>> START PROVIDED ENTRIES

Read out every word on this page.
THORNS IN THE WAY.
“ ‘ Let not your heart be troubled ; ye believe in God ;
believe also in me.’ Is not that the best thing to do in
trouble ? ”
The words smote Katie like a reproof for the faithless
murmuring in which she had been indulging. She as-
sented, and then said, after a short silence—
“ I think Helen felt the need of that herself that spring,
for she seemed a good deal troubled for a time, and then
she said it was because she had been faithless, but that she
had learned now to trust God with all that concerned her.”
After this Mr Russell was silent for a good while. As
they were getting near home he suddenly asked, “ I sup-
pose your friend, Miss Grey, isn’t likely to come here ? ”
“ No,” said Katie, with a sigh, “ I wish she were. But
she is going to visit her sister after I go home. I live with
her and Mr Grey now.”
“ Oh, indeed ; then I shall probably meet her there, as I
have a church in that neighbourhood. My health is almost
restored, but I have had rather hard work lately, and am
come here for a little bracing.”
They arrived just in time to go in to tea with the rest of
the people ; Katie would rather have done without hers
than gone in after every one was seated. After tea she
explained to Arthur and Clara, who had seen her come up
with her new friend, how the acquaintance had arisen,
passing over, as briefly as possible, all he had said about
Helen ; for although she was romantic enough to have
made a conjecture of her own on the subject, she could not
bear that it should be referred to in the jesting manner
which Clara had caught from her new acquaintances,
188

>> END PROVIDED ENTRIES

▶ [EXERCISE PROMPT]:
Scan the records for the string "Grey". Copy each line in which it appears.

▶ [EXERCISE OUTPUT]:
pose your friend, Miss Grey, isn’t likely to come here ? ”
her and Mr Grey now.”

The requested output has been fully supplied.